Written instruction: Copy out all of the data below with no alterations.

Provided records:
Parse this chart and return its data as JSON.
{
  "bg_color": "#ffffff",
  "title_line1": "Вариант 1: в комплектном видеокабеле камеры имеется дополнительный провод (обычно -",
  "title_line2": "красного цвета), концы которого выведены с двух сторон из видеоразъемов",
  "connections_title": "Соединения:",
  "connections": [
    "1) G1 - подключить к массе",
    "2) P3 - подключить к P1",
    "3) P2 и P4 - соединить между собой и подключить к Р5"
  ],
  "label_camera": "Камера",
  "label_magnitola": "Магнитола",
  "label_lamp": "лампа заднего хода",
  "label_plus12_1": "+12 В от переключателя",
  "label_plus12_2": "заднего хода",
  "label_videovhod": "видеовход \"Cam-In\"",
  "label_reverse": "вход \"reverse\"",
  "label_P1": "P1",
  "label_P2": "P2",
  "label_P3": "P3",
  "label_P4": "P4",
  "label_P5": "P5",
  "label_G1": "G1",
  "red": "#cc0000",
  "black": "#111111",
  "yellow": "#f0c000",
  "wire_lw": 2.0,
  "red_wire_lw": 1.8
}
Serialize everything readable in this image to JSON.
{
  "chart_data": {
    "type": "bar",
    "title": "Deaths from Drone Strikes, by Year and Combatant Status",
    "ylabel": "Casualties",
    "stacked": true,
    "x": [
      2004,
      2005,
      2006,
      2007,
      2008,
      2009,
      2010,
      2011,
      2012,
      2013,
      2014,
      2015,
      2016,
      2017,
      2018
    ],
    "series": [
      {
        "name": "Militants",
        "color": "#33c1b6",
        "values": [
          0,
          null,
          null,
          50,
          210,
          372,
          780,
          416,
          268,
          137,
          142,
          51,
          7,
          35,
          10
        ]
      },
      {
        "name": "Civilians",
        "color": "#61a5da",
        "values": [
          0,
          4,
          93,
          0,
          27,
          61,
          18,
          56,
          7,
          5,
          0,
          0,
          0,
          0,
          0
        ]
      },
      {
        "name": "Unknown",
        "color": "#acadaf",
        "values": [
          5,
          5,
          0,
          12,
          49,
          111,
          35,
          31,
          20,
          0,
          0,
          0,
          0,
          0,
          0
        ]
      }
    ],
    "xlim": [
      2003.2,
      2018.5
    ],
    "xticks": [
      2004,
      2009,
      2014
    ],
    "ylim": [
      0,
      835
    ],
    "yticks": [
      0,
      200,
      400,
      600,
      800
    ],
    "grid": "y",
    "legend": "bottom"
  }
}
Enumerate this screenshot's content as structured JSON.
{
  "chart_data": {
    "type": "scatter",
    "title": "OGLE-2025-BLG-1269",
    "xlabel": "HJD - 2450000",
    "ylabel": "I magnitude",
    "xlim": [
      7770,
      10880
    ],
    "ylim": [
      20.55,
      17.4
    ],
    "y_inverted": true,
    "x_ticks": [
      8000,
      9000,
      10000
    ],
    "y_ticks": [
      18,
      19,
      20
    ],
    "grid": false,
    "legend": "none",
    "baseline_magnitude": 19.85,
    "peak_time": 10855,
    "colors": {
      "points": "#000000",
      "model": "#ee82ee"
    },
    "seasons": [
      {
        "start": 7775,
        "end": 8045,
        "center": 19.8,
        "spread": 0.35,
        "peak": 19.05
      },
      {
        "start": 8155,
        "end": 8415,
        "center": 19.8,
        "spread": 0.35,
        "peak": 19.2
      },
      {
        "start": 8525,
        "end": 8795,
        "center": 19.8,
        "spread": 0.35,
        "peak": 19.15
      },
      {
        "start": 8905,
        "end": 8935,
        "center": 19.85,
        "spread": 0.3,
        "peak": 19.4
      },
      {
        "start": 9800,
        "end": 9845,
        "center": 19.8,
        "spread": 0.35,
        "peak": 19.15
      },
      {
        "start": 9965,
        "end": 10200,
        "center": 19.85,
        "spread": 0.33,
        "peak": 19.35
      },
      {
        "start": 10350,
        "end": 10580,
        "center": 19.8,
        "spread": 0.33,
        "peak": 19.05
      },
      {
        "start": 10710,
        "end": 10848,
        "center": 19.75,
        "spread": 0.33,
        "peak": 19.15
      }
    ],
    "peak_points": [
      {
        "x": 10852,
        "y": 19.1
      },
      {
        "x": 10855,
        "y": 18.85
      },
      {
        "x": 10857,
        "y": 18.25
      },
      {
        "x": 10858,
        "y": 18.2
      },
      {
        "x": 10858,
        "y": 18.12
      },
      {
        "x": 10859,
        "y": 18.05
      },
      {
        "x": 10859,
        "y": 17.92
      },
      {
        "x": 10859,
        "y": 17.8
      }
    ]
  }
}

Task response:
Parse this chart and return its data as JSON.
{
  "bg_color": "#ffffff",
  "title_line1": "Вариант 1: в комплектном видеокабеле камеры имеется дополнительный провод (обычно -",
  "title_line2": "красного цвета), концы которого выведены с двух сторон из видеоразъемов",
  "connections_title": "Соединения:",
  "connections": [
    "1) G1 - подключить к массе",
    "2) P3 - подключить к P1",
    "3) P2 и P4 - соединить между собой и подключить к Р5"
  ],
  "label_camera": "Камера",
  "label_magnitola": "Магнитола",
  "label_lamp": "лампа заднего хода",
  "label_plus12_1": "+12 В от переключателя",
  "label_plus12_2": "заднего хода",
  "label_videovhod": "видеовход \"Cam-In\"",
  "label_reverse": "вход \"reverse\"",
  "label_P1": "P1",
  "label_P2": "P2",
  "label_P3": "P3",
  "label_P4": "P4",
  "label_P5": "P5",
  "label_G1": "G1",
  "red": "#cc0000",
  "black": "#111111",
  "yellow": "#f0c000",
  "wire_lw": 2.0,
  "red_wire_lw": 1.8
}
Serialize everything readable in this image to JSON.
{
  "chart_data": {
    "type": "bar",
    "title": "Deaths from Drone Strikes, by Year and Combatant Status",
    "ylabel": "Casualties",
    "stacked": true,
    "x": [
      2004,
      2005,
      2006,
      2007,
      2008,
      2009,
      2010,
      2011,
      2012,
      2013,
      2014,
      2015,
      2016,
      2017,
      2018
    ],
    "series": [
      {
        "name": "Militants",
        "color": "#33c1b6",
        "values": [
          0,
          null,
          null,
          50,
          210,
          372,
          780,
          416,
          268,
          137,
          142,
          51,
          7,
          35,
          10
        ]
      },
      {
        "name": "Civilians",
        "color": "#61a5da",
        "values": [
          0,
          4,
          93,
          0,
          27,
          61,
          18,
          56,
          7,
          5,
          0,
          0,
          0,
          0,
          0
        ]
      },
      {
        "name": "Unknown",
        "color": "#acadaf",
        "values": [
          5,
          5,
          0,
          12,
          49,
          111,
          35,
          31,
          20,
          0,
          0,
          0,
          0,
          0,
          0
        ]
      }
    ],
    "xlim": [
      2003.2,
      2018.5
    ],
    "xticks": [
      2004,
      2009,
      2014
    ],
    "ylim": [
      0,
      835
    ],
    "yticks": [
      0,
      200,
      400,
      600,
      800
    ],
    "grid": "y",
    "legend": "bottom"
  }
}
Enumerate this screenshot's content as structured JSON.
{
  "chart_data": {
    "type": "scatter",
    "title": "OGLE-2025-BLG-1269",
    "xlabel": "HJD - 2450000",
    "ylabel": "I magnitude",
    "xlim": [
      7770,
      10880
    ],
    "ylim": [
      20.55,
      17.4
    ],
    "y_inverted": true,
    "x_ticks": [
      8000,
      9000,
      10000
    ],
    "y_ticks": [
      18,
      19,
      20
    ],
    "grid": false,
    "legend": "none",
    "baseline_magnitude": 19.85,
    "peak_time": 10855,
    "colors": {
      "points": "#000000",
      "model": "#ee82ee"
    },
    "seasons": [
      {
        "start": 7775,
        "end": 8045,
        "center": 19.8,
        "spread": 0.35,
        "peak": 19.05
      },
      {
        "start": 8155,
        "end": 8415,
        "center": 19.8,
        "spread": 0.35,
        "peak": 19.2
      },
      {
        "start": 8525,
        "end": 8795,
        "center": 19.8,
        "spread": 0.35,
        "peak": 19.15
      },
      {
        "start": 8905,
        "end": 8935,
        "center": 19.85,
        "spread": 0.3,
        "peak": 19.4
      },
      {
        "start": 9800,
        "end": 9845,
        "center": 19.8,
        "spread": 0.35,
        "peak": 19.15
      },
      {
        "start": 9965,
        "end": 10200,
        "center": 19.85,
        "spread": 0.33,
        "peak": 19.35
      },
      {
        "start": 10350,
        "end": 10580,
        "center": 19.8,
        "spread": 0.33,
        "peak": 19.05
      },
      {
        "start": 10710,
        "end": 10848,
        "center": 19.75,
        "spread": 0.33,
        "peak": 19.15
      }
    ],
    "peak_points": [
      {
        "x": 10852,
        "y": 19.1
      },
      {
        "x": 10855,
        "y": 18.85
      },
      {
        "x": 10857,
        "y": 18.25
      },
      {
        "x": 10858,
        "y": 18.2
      },
      {
        "x": 10858,
        "y": 18.12
      },
      {
        "x": 10859,
        "y": 18.05
      },
      {
        "x": 10859,
        "y": 17.92
      },
      {
        "x": 10859,
        "y": 17.8
      }
    ]
  }
}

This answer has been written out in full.